> [Itens armazenados]
──────

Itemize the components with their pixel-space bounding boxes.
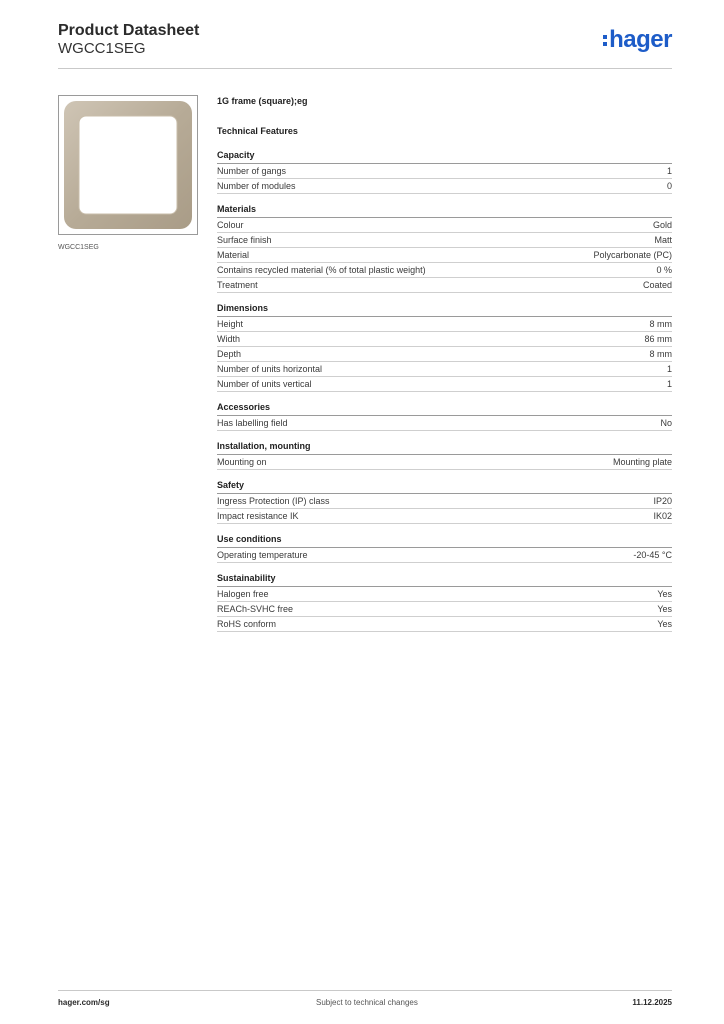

──────

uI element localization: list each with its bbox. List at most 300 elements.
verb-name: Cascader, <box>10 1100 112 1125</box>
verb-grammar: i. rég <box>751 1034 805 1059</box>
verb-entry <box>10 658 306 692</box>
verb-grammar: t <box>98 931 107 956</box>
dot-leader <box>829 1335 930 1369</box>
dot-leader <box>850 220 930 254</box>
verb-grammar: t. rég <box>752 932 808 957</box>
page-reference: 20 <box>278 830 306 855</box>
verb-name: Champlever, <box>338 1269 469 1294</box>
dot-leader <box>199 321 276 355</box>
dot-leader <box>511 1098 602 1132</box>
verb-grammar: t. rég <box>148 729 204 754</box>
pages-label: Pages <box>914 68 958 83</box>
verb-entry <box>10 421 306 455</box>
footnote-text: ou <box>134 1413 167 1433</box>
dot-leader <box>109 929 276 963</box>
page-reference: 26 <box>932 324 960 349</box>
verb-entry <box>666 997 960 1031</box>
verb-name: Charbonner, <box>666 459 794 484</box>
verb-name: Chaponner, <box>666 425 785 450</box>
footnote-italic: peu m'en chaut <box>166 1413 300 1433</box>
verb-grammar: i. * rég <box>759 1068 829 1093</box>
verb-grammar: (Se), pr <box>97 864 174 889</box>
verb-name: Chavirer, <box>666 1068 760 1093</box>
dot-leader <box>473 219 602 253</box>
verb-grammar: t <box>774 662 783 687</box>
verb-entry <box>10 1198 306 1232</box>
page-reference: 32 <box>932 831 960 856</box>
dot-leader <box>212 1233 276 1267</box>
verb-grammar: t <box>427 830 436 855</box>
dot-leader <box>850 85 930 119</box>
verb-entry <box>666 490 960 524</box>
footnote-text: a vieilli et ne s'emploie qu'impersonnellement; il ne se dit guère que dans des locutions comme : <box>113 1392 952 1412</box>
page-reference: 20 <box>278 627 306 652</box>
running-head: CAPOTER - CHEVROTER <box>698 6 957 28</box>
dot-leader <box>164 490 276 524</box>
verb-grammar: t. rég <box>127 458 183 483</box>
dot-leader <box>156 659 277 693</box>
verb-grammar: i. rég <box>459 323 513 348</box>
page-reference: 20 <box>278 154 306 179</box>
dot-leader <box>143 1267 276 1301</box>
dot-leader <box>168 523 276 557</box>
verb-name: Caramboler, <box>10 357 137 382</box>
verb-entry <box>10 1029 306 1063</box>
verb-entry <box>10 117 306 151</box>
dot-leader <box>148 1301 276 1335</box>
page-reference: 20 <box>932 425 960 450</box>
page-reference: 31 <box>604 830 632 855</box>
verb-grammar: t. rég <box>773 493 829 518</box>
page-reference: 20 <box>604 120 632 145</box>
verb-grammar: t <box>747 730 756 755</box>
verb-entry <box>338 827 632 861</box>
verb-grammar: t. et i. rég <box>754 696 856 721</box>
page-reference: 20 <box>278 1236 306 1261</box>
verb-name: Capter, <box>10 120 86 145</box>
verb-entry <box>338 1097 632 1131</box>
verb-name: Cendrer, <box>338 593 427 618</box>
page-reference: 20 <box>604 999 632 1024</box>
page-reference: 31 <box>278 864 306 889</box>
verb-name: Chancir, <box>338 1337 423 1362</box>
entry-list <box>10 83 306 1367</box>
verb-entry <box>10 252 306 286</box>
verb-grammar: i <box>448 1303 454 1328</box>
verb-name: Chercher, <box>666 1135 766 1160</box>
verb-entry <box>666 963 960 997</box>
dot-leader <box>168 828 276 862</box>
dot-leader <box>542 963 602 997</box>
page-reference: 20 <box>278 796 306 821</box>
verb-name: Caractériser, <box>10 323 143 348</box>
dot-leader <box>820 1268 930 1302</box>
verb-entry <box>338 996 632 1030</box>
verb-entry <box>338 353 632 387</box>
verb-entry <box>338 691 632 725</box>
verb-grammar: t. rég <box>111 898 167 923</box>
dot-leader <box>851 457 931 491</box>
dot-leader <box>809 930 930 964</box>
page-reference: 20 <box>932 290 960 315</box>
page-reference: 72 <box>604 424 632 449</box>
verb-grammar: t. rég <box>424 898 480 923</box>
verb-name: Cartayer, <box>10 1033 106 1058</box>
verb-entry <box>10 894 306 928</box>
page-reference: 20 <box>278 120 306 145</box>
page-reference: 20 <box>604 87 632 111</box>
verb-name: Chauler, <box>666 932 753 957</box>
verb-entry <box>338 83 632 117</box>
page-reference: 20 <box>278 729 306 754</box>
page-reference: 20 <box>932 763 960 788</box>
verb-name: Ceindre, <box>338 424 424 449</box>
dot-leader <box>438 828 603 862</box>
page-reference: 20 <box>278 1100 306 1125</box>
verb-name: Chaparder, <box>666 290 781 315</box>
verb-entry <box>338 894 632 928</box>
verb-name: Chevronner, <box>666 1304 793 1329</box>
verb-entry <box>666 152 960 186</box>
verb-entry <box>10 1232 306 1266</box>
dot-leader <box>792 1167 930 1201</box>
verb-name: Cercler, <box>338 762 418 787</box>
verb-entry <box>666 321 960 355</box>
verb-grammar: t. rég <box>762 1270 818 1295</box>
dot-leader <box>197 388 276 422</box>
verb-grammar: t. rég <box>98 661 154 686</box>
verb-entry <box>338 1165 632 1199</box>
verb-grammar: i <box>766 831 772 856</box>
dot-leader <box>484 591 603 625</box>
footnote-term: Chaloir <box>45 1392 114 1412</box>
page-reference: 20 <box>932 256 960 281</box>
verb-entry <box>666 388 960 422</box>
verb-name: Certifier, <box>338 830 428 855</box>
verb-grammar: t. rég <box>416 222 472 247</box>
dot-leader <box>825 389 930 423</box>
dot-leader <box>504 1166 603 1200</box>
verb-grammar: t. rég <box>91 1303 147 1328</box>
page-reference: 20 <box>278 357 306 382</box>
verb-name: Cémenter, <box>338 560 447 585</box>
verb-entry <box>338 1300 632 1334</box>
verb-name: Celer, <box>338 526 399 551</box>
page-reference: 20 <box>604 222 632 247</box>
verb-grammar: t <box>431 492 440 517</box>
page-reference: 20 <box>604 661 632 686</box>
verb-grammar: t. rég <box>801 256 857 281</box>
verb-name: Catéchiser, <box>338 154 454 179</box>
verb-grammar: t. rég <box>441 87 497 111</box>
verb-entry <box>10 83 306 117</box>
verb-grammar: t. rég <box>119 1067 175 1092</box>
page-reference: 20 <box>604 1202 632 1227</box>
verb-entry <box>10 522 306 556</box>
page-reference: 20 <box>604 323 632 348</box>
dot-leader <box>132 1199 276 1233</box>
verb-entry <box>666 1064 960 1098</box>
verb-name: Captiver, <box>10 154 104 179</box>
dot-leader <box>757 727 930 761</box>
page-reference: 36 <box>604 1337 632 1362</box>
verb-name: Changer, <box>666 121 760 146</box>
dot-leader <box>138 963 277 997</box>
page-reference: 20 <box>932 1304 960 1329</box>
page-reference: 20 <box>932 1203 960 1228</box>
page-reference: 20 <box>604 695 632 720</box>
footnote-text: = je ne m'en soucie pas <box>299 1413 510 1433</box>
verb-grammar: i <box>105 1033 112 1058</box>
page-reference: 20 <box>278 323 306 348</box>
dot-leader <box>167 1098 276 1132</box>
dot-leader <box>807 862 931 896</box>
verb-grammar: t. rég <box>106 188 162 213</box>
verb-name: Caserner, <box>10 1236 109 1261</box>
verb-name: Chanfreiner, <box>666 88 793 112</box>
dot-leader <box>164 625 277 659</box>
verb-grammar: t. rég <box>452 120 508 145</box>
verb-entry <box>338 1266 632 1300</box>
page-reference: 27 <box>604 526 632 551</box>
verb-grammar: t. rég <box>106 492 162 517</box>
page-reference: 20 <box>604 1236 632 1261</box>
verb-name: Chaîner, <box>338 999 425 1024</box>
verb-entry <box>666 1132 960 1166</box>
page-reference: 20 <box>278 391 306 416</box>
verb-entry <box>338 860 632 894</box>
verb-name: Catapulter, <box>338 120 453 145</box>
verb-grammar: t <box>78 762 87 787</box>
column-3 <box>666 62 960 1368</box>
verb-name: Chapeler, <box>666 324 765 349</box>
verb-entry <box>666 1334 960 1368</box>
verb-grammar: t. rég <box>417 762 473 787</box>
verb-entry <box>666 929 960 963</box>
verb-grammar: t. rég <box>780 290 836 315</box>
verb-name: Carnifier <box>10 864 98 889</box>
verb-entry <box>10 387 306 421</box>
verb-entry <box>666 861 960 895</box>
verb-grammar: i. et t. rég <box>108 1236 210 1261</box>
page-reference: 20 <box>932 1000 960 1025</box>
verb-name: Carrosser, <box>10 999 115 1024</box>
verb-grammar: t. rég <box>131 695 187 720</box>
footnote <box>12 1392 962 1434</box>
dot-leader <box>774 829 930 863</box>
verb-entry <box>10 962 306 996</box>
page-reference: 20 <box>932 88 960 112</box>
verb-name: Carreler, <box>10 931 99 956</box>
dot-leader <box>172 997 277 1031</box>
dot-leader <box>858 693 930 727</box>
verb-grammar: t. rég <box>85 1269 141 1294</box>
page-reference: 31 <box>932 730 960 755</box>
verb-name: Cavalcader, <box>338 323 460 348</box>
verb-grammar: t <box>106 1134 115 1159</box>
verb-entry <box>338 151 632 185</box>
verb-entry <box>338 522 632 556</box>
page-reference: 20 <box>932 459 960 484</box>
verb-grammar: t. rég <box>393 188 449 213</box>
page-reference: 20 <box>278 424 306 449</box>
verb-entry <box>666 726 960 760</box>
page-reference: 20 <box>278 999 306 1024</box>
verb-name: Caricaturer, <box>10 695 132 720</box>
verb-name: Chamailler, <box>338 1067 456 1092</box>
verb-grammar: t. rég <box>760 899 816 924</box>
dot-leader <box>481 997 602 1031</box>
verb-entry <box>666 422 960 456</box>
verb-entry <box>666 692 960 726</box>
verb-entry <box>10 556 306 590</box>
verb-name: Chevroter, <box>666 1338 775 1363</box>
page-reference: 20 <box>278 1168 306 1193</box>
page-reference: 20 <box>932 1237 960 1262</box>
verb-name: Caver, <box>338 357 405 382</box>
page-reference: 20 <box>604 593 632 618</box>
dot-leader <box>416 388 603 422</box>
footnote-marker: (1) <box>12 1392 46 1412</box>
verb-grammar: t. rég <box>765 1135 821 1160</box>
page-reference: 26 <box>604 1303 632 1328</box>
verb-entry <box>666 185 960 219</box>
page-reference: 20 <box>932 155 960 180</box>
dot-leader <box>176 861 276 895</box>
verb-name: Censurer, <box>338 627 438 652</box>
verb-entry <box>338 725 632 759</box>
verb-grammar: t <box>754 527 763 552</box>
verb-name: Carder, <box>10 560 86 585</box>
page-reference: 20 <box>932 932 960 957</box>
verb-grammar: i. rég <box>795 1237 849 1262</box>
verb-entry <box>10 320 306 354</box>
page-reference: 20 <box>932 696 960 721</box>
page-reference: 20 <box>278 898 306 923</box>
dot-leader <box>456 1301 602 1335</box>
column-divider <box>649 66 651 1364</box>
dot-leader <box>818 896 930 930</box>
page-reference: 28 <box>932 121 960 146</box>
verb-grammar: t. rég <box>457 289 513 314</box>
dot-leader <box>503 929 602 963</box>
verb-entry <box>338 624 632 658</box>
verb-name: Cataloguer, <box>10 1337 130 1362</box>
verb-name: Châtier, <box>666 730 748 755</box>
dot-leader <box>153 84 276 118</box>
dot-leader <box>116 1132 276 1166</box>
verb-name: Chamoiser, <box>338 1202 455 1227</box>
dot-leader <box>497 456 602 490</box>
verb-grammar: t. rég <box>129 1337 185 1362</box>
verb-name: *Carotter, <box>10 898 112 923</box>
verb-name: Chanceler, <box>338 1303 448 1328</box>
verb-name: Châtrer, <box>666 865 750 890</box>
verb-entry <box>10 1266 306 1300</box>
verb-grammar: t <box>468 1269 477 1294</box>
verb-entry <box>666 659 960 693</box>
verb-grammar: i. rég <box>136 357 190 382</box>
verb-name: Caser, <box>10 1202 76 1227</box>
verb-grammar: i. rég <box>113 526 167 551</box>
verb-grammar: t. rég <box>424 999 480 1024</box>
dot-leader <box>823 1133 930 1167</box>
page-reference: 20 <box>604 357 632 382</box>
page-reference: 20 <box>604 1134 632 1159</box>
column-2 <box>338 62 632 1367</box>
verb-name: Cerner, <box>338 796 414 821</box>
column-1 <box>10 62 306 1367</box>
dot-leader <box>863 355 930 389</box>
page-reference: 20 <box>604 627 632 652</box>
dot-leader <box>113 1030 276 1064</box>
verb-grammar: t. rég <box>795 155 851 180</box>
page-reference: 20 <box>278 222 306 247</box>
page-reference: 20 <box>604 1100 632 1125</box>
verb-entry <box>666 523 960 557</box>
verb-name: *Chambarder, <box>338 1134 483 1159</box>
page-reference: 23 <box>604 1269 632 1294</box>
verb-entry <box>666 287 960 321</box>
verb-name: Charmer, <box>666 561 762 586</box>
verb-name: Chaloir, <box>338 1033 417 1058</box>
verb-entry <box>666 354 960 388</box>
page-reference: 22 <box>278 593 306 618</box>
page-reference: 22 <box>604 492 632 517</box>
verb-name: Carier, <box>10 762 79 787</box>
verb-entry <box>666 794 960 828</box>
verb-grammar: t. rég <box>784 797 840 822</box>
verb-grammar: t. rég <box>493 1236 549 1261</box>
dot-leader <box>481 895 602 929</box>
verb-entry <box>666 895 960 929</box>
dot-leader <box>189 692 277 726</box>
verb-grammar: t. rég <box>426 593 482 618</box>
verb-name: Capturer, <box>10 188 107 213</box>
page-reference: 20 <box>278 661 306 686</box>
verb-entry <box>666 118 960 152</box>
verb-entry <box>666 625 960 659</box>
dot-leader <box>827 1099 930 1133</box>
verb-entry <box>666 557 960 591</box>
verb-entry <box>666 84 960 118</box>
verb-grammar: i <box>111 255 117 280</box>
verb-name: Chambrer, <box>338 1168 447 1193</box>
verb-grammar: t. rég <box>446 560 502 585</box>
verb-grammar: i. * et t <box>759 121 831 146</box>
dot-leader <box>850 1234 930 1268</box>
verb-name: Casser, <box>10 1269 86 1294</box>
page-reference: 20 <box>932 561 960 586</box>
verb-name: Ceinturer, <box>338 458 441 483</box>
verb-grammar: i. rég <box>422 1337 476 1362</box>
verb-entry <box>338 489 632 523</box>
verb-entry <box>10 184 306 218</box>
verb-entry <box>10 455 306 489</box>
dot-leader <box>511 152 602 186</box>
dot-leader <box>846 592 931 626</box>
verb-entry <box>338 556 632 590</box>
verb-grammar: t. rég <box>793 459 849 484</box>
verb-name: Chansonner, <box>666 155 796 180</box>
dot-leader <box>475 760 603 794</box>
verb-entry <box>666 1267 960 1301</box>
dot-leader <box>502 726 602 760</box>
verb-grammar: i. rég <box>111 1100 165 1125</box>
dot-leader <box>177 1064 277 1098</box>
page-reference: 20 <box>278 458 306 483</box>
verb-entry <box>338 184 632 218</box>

──────

> [Tarefa]
Transforme em uma lista JSON de strings, uma por linha e sem linhas em branco, as linhas dos itens acima que vão da linha com "uI element localization: list" até a linha com "page-reference: 20 <box>278 830 306 855</box>".

> [Resposta escrita]
[
  "uI element localization: list each with its bbox. List at most 300 elements.",
  "verb-name: Cascader, <box>10 1100 112 1125</box>",
  "verb-grammar: i. rég <box>751 1034 805 1059</box>",
  "verb-entry <box>10 658 306 692</box>",
  "verb-grammar: t <box>98 931 107 956</box>",
  "dot-leader <box>829 1335 930 1369</box>",
  "dot-leader <box>850 220 930 254</box>",
  "verb-grammar: t. rég <box>752 932 808 957</box>",
  "page-reference: 20 <box>278 830 306 855</box>"
]